--- Recorded information ---
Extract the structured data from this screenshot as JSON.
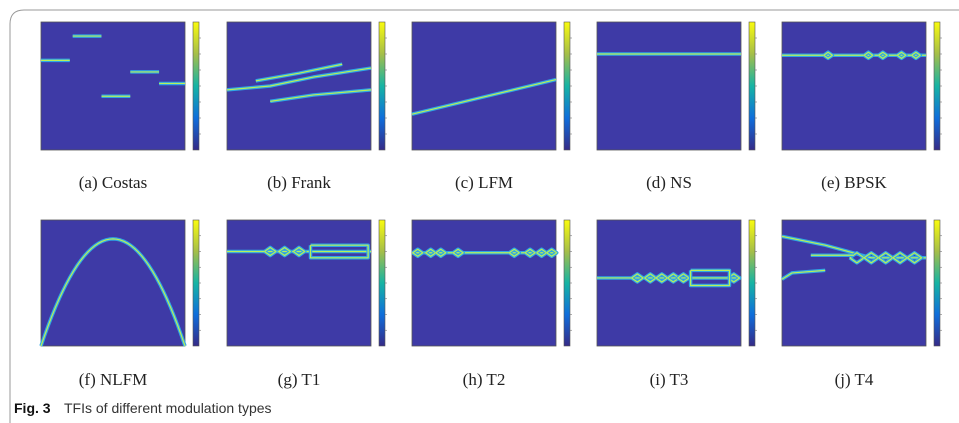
{
  "panels": [
    "(a)  Costas",
    "(b)  Frank",
    "(c)  LFM",
    "(d)  NS",
    "(e)  BPSK",
    "(f)  NLFM",
    "(g)  T1",
    "(h)  T2",
    "(i)  T3",
    "(j)  T4"
  ],
  "caption": {
    "label": "Fig. 3",
    "text": "TFIs of different modulation types"
  }
}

--- Aim ---
Copy every record above exactly, leaving out the pictures.

--- Output of the exercise ---
Extract the structured data from this screenshot as JSON.
{
  "panels": [
    "(a)  Costas",
    "(b)  Frank",
    "(c)  LFM",
    "(d)  NS",
    "(e)  BPSK",
    "(f)  NLFM",
    "(g)  T1",
    "(h)  T2",
    "(i)  T3",
    "(j)  T4"
  ],
  "caption": {
    "label": "Fig. 3",
    "text": "TFIs of different modulation types"
  }
}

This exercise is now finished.